§ **INSTRUCTIONS TO FOLLOW**: List each line of the data that holds the string "document".

§ **EXERCISE INPUT**:
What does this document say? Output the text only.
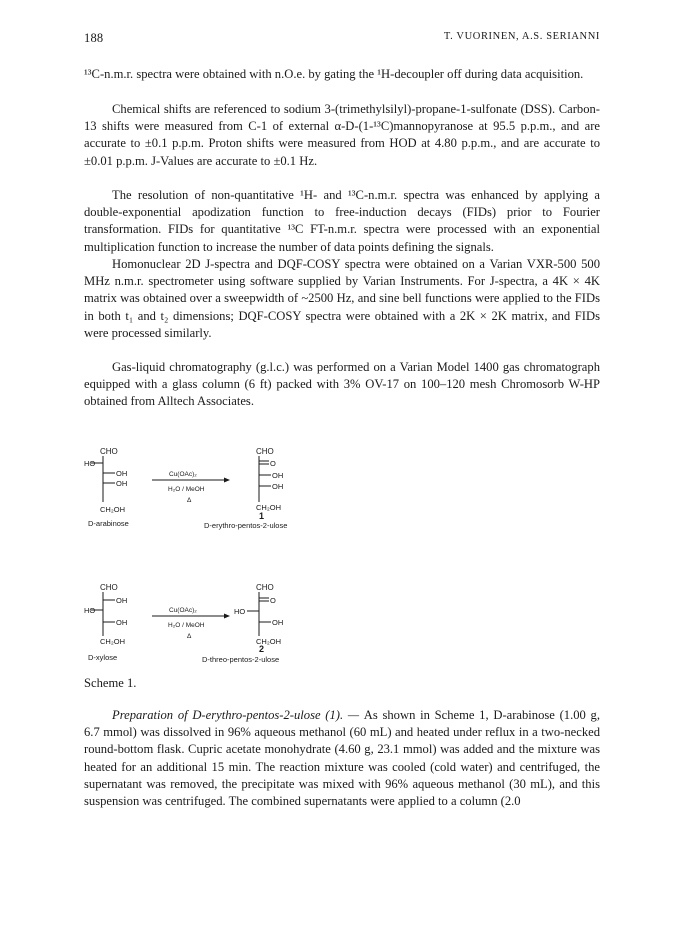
188	T. VUORINEN, A.S. SERIANNI

¹³C-n.m.r. spectra were obtained with n.O.e. by gating the ¹H-decoupler off during data acquisition.

Chemical shifts are referenced to sodium 3-(trimethylsilyl)-propane-1-sulfonate (DSS). Carbon-13 shifts were measured from C-1 of external α-D-(1-¹³C)mannopyranose at 95.5 p.p.m., and are accurate to ±0.1 p.p.m. Proton shifts were measured from HOD at 4.80 p.p.m., and are accurate to ±0.01 p.p.m. J-Values are accurate to ±0.1 Hz.

The resolution of non-quantitative ¹H- and ¹³C-n.m.r. spectra was enhanced by applying a double-exponential apodization function to free-induction decays (FIDs) prior to Fourier transformation. FIDs for quantitative ¹³C FT-n.m.r. spectra were processed with an exponential multiplication function to increase the number of data points defining the signals.

Homonuclear 2D J-spectra and DQF-COSY spectra were obtained on a Varian VXR-500 500 MHz n.m.r. spectrometer using software supplied by Varian Instruments. For J-spectra, a 4K × 4K matrix was obtained over a sweepwidth of ~2500 Hz, and sine bell functions were applied to the FIDs in both t₁ and t₂ dimensions; DQF-COSY spectra were obtained with a 2K × 2K matrix, and FIDs were processed similarly.

Gas-liquid chromatography (g.l.c.) was performed on a Varian Model 1400 gas chromatograph equipped with a glass column (6 ft) packed with 3% OV-17 on 100–120 mesh Chromosorb W-HP obtained from Alltech Associates.

CHO
HO
OH
OH
CH₂OH
D-arabinose
Cu(OAc)₂
H₂O / MeOH
Δ
CHO
O
OH
OH
CH₂OH
1
D-erythro-pentos-2-ulose
CHO
OH
HO
OH
CH₂OH
D-xylose
Cu(OAc)₂
H₂O / MeOH
Δ
CHO
O
HO
OH
CH₂OH
2
D-threo-pentos-2-ulose
Scheme 1.

Preparation of D-erythro-pentos-2-ulose (1). — As shown in Scheme 1, D-arabinose (1.00 g, 6.7 mmol) was dissolved in 96% aqueous methanol (60 mL) and heated under reflux in a two-necked round-bottom flask. Cupric acetate monohydrate (4.60 g, 23.1 mmol) was added and the mixture was heated for an additional 15 min. The reaction mixture was cooled (cold water) and centrifuged, the supernatant was removed, the precipitate was mixed with 96% aqueous methanol (30 mL), and this suspension was centrifuged. The combined supernatants were applied to a column (2.0
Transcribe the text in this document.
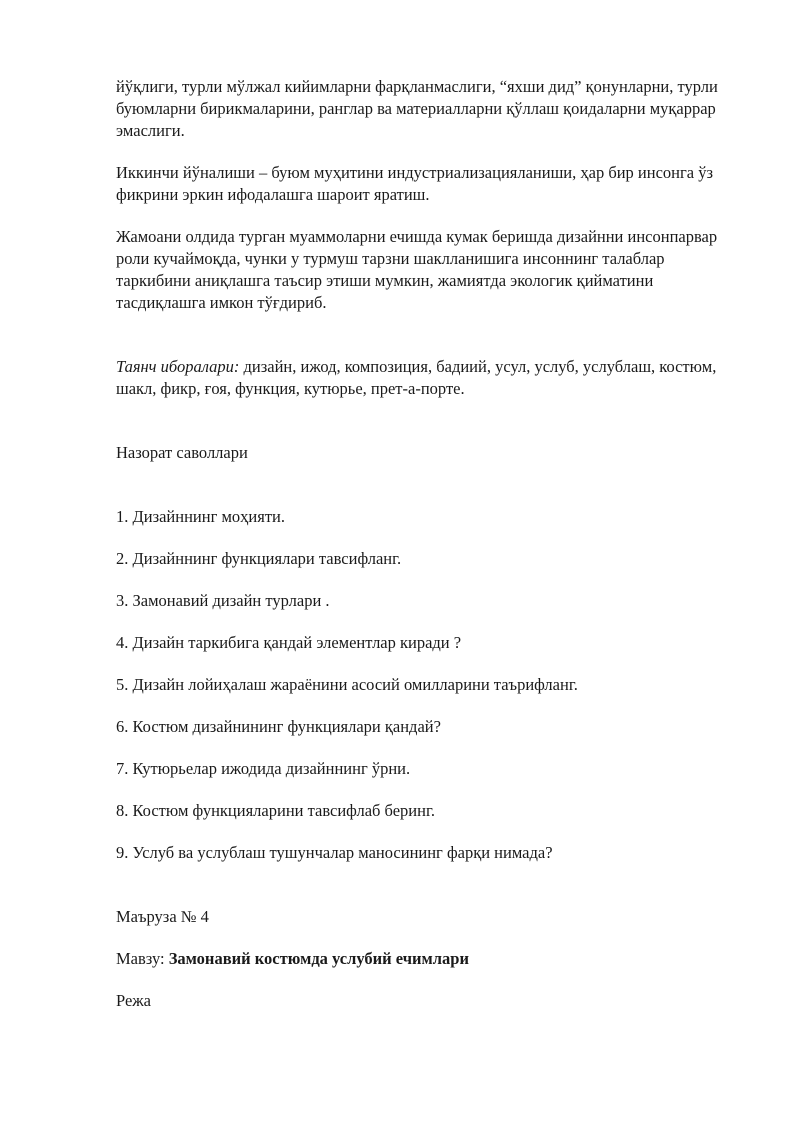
йўқлиги, турли мўлжал кийимларни фарқланмаслиги, “яхши дид” қонунларни, турли буюмларни бирикмаларини, ранглар ва материалларни қўллаш қоидаларни муқаррар эмаслиги.

Иккинчи йўналиши – буюм муҳитини индустриализацияланиши, ҳар бир инсонга ўз фикрини эркин ифодалашга шароит яратиш.

Жамоани олдида турган муаммоларни ечишда кумак беришда дизайнни инсонпарвар роли кучаймоқда, чунки у турмуш тарзни шаклланишига инсоннинг талаблар таркибини аниқлашга таъсир этиши мумкин, жамиятда экологик қийматини тасдиқлашга имкон тўғдириб.

Таянч иборалари: дизайн, ижод, композиция, бадиий, усул, услуб, услублаш, костюм, шакл, фикр, ғоя, функция, кутюрье, прет-а-порте.

Назорат саволлари

1. Дизайннинг моҳияти.

2. Дизайннинг функциялари тавсифланг.

3. Замонавий дизайн турлари .

4. Дизайн таркибига қандай элементлар киради ?

5. Дизайн лойиҳалаш жараёнини асосий омилларини таърифланг.

6. Костюм дизайнининг функциялари қандай?

7. Кутюрьелар ижодида дизайннинг ўрни.

8. Костюм функцияларини тавсифлаб беринг.

9. Услуб ва услублаш тушунчалар маносининг фарқи нимада?

Маъруза № 4

Мавзу: Замонавий костюмда услубий ечимлари

Режа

§ **RESPONSE TO THE TASK**:
What does this document say? Output the text only.
Transcribe the text in this document.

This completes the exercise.